-- Start SOURCE EXTRACT --
The toughest of the European rallies, the Liege-Sofia-Liege, that 4,000-mile marathon de la route, in which only 18 cars out of the 100 starters reached the finish, was won by a big Mercedes-Benz 220SE, driven by Eugen Bohringer and Eger.
This surely confirms our opinion that the modern Mercedes-Benz is the Best Car in the World ? The car which won this gruelling contest was no slim sports car but a luxury car, bulky in comparison with many of its rivals.
The first half-dozen placings in this year’s Liege-Sofia-Liege Rally make sound sense. It was won very convincingly by the Best Car in the World. Second place was taken by a Citroen DS19, a car Motor Sport has often described as the Most Advanced Car in the World. Third place went to a Volvo, which is one of the World’s most conscientiously-constructed cars. Another Citroen DS19 was fourth, a Sports Austin-Healey 3000 fifth, and a 3-litre Rover, with such an improbable rally component as power steering, was sixth, a fine debut for these more powerful new Rovers from the Birmingham factory. This second-highest placing by a British car in Europe’s most gruelling rally is a fine breakthrough for the Rover Company’s desire to kill the impression that it manufactures only sedate oldmen’s cars.
The actual finishers – 18 out of 100, let us repeat, were :—
Austin-Healey 3000 2
all the remaining 82 cars retired
In fact, Rover and Volvo had the highest proportion of finishers to starters.
This rally, over appalling roads, tested suspension and brakes as well as engines and transmissions, and some terrible things happened. Even the winning Mercedes-Benz’s brakes were a warm red hue after the crossing of the Moistrocca Pass, yet this big all-independently sprung petrol-injection motor car was alone of its kind with the three sports Austin-Healeys and a compact Porsche in being unpenalised. A big “works” Ford broke its front suspension, another “works” Ford ran its big-ends, and although the third big Ford, a Zodiac, finished, it needed new front suspension en route.
-- End SOURCE EXTRACT --
-- Start MATERIAL PROVIDED --
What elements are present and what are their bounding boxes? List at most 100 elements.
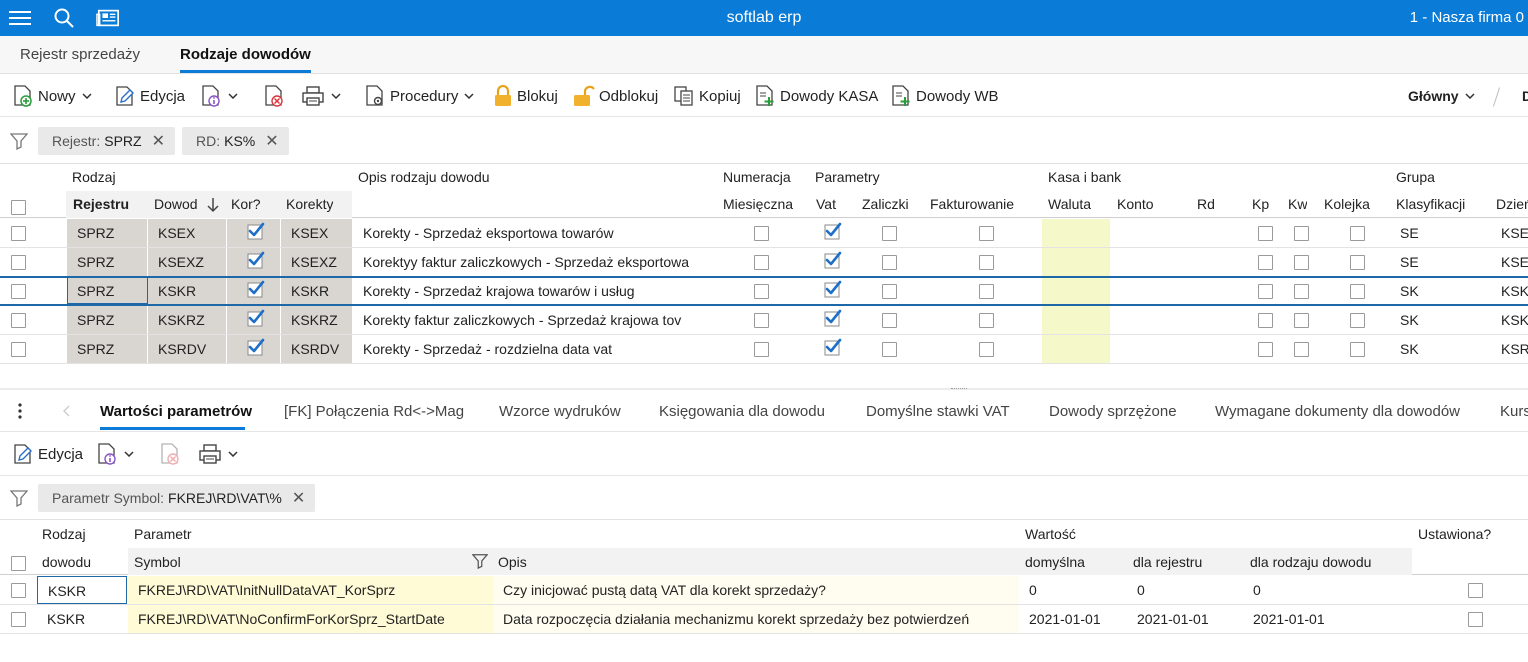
-- End MATERIAL PROVIDED --
(WRITTEN TASK)
Extract the passage of the rally report from "The toughest of" up to and including "of its rivals.", reproducing it word for word. The listing is not required for what follows.

(RESPONSE)
The toughest of the European rallies, the Liege-Sofia-Liege, that 4,000-mile marathon de la route, in which only 18 cars out of the 100 starters reached the finish, was won by a big Mercedes-Benz 220SE, driven by Eugen Bohringer and Eger.
This surely confirms our opinion that the modern Mercedes-Benz is the Best Car in the World ? The car which won this gruelling contest was no slim sports car but a luxury car, bulky in comparison with many of its rivals.